**Problem to work on:** Gather each line containing the string "英语能力题" from these entries.

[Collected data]
* * *

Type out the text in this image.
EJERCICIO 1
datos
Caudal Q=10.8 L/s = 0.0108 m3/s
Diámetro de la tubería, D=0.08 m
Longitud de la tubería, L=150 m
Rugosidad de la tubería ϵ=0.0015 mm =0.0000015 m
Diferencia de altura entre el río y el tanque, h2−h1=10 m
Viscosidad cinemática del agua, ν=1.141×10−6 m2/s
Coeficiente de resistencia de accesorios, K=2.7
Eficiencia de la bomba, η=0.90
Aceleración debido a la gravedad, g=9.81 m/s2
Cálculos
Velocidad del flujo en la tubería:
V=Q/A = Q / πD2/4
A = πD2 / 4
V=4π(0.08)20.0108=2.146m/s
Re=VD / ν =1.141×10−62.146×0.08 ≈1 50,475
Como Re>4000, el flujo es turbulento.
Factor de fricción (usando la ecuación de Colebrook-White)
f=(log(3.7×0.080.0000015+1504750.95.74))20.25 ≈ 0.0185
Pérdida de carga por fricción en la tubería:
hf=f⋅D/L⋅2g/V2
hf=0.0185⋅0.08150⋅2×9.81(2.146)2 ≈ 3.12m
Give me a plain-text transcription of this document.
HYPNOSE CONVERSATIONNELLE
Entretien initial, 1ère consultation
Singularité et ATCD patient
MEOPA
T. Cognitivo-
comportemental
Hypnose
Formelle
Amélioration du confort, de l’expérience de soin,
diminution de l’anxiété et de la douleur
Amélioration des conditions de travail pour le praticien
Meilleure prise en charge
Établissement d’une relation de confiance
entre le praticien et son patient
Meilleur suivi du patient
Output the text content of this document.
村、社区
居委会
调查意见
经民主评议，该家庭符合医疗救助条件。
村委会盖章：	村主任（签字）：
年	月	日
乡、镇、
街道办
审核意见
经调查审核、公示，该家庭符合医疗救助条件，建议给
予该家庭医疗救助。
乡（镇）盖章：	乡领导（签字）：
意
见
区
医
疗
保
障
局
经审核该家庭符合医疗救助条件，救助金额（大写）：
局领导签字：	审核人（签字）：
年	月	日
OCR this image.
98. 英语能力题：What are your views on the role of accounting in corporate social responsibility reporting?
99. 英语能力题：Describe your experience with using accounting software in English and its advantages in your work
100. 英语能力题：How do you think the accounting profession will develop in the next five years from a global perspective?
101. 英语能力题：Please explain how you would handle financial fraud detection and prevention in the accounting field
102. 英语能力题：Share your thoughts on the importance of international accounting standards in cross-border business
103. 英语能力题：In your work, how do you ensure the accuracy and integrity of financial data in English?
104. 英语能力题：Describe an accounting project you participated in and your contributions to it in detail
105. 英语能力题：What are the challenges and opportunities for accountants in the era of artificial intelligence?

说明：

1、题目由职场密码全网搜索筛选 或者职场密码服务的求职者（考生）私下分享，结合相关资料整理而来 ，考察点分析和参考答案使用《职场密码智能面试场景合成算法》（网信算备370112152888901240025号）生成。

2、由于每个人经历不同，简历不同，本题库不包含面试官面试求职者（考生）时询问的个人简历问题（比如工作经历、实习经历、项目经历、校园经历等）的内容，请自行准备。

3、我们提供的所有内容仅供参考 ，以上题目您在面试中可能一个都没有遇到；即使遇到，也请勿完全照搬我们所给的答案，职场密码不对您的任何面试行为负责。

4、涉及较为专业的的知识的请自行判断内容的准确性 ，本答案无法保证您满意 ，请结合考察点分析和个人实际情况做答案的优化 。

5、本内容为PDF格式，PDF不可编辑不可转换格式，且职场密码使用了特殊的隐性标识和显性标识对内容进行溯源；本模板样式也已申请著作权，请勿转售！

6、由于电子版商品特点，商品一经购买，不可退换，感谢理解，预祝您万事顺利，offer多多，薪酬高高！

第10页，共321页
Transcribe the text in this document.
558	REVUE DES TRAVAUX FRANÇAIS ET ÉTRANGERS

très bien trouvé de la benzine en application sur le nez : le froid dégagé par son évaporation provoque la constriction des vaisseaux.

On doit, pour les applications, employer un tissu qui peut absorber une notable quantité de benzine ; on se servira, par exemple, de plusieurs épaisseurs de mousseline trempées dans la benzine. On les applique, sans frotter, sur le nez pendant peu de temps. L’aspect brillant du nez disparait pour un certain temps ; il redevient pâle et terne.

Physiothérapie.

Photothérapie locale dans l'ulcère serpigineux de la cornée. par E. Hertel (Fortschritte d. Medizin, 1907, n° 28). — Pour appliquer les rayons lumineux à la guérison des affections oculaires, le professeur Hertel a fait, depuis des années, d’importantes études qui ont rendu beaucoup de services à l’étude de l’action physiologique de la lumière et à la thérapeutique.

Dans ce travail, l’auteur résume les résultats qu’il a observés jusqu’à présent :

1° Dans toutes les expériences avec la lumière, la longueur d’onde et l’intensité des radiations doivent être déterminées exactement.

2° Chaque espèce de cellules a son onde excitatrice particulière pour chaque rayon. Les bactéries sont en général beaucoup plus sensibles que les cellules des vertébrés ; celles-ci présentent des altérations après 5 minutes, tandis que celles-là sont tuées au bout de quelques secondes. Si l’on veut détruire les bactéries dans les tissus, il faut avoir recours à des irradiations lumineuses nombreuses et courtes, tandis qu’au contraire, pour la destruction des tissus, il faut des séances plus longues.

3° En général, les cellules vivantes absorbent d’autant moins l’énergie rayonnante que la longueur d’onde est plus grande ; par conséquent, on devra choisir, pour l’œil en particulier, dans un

* * *

**Final result:**
98. 英语能力题：What are your views on the role of accounting in corporate social responsibility reporting?
99. 英语能力题：Describe your experience with using accounting software in English and its advantages in your work
100. 英语能力题：How do you think the accounting profession will develop in the next five years from a global perspective?
101. 英语能力题：Please explain how you would handle financial fraud detection and prevention in the accounting field
102. 英语能力题：Share your thoughts on the importance of international accounting standards in cross-border business
103. 英语能力题：In your work, how do you ensure the accuracy and integrity of financial data in English?
104. 英语能力题：Describe an accounting project you participated in and your contributions to it in detail
105. 英语能力题：What are the challenges and opportunities for accountants in the era of artificial intelligence?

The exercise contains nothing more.